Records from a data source

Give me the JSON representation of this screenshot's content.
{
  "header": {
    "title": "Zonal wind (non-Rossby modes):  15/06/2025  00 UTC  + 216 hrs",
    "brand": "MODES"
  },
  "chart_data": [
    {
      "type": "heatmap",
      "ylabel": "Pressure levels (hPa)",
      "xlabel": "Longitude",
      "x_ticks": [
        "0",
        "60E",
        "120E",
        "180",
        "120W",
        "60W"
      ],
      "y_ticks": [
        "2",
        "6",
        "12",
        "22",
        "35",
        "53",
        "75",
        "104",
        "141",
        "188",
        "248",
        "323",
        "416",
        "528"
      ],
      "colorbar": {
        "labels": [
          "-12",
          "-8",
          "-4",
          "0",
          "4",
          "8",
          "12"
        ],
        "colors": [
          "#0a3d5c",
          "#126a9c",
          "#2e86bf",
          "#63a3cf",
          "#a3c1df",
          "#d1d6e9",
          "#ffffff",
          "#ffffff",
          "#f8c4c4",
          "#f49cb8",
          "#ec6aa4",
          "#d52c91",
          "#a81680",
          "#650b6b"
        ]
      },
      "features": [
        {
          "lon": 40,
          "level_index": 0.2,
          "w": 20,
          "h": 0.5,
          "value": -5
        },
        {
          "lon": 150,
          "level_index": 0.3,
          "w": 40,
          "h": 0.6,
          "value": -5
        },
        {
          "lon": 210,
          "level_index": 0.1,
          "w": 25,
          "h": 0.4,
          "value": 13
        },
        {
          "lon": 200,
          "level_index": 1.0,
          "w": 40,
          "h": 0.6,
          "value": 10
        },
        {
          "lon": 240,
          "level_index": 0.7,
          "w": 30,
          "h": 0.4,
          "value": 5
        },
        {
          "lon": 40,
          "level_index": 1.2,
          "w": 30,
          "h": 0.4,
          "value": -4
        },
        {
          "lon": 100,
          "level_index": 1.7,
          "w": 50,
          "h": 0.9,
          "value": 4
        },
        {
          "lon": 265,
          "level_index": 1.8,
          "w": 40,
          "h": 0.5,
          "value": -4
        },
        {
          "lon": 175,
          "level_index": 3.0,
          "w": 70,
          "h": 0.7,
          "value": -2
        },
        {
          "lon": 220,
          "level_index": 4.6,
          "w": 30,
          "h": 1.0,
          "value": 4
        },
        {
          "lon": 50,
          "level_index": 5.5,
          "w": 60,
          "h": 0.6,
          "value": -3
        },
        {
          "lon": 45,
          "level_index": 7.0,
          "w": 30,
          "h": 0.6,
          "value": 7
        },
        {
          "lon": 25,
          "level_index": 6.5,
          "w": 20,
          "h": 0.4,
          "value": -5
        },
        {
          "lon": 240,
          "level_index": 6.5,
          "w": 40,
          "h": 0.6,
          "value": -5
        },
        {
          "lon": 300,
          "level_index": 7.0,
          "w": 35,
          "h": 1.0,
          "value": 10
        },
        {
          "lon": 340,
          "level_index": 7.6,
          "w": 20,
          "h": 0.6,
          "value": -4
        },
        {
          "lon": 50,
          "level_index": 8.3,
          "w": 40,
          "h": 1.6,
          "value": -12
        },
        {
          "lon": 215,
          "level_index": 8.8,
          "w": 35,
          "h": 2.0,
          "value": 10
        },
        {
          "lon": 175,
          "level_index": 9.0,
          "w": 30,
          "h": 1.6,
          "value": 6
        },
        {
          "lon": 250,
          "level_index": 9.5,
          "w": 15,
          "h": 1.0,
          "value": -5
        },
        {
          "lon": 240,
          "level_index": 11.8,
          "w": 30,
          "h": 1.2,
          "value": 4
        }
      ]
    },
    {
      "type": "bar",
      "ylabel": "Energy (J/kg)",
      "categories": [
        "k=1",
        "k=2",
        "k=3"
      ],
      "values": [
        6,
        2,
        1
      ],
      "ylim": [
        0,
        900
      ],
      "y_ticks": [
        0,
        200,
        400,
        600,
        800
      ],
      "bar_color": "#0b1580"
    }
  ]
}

§ **WRITTEN REQUEST**: Check every line in the material above for the string "ylabel", then give only the number of lines that have it.

§ **FULL RESPONSE**: 2